GIVEN INSTRUCTION:
Extract every line from the records below that contains the word "marker".

DATA PROVIDED:

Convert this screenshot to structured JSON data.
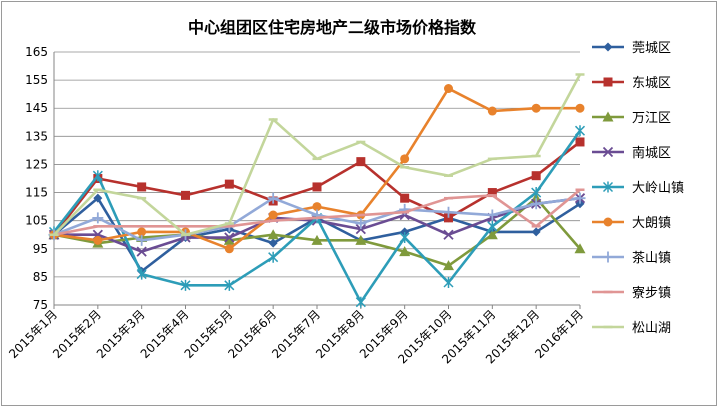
{
  "chart_data": {
    "type": "line",
    "title": "中心组团区住宅房地产二级市场价格指数",
    "categories": [
      "2015年1月",
      "2015年2月",
      "2015年3月",
      "2015年4月",
      "2015年5月",
      "2015年6月",
      "2015年7月",
      "2015年8月",
      "2015年9月",
      "2015年10月",
      "2015年11月",
      "2015年12月",
      "2016年1月"
    ],
    "ylim": [
      75,
      165
    ],
    "yticks": [
      75,
      85,
      95,
      105,
      115,
      125,
      135,
      145,
      155,
      165
    ],
    "grid": true,
    "legend_position": "right",
    "series": [
      {
        "name": "莞城区",
        "color": "#2f5f9e",
        "marker": "diamond",
        "values": [
          100,
          113,
          87,
          99,
          102,
          97,
          106,
          98,
          101,
          106,
          101,
          101,
          111
        ]
      },
      {
        "name": "东城区",
        "color": "#b7312d",
        "marker": "square",
        "values": [
          100,
          120,
          117,
          114,
          118,
          112,
          117,
          126,
          113,
          106,
          115,
          121,
          133
        ]
      },
      {
        "name": "万江区",
        "color": "#7f9a3c",
        "marker": "triangle",
        "values": [
          100,
          97,
          99,
          100,
          98,
          100,
          98,
          98,
          94,
          89,
          100,
          113,
          95
        ]
      },
      {
        "name": "南城区",
        "color": "#6a4c93",
        "marker": "x",
        "values": [
          100,
          100,
          94,
          99,
          99,
          106,
          105,
          102,
          107,
          100,
          106,
          111,
          113
        ]
      },
      {
        "name": "大岭山镇",
        "color": "#2d9db8",
        "marker": "star",
        "values": [
          101,
          121,
          86,
          82,
          82,
          92,
          106,
          76,
          99,
          83,
          103,
          115,
          137
        ]
      },
      {
        "name": "大朗镇",
        "color": "#e8822c",
        "marker": "circle",
        "values": [
          100,
          98,
          101,
          101,
          95,
          107,
          110,
          107,
          127,
          152,
          144,
          145,
          145
        ]
      },
      {
        "name": "茶山镇",
        "color": "#92a9d8",
        "marker": "plus",
        "values": [
          100,
          106,
          98,
          100,
          103,
          113,
          107,
          104,
          109,
          108,
          107,
          111,
          113
        ]
      },
      {
        "name": "寮步镇",
        "color": "#e09594",
        "marker": "dash",
        "values": [
          100,
          103,
          103,
          103,
          103,
          105,
          106,
          107,
          108,
          113,
          114,
          103,
          116
        ]
      },
      {
        "name": "松山湖",
        "color": "#c3d69b",
        "marker": "dash",
        "values": [
          100,
          116,
          113,
          100,
          104,
          141,
          127,
          133,
          124,
          121,
          127,
          128,
          157
        ]
      }
    ]
  }
}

RIGHT ANSWER:
        "marker": "diamond",
        "marker": "square",
        "marker": "triangle",
        "marker": "x",
        "marker": "star",
        "marker": "circle",
        "marker": "plus",
        "marker": "dash",
        "marker": "dash",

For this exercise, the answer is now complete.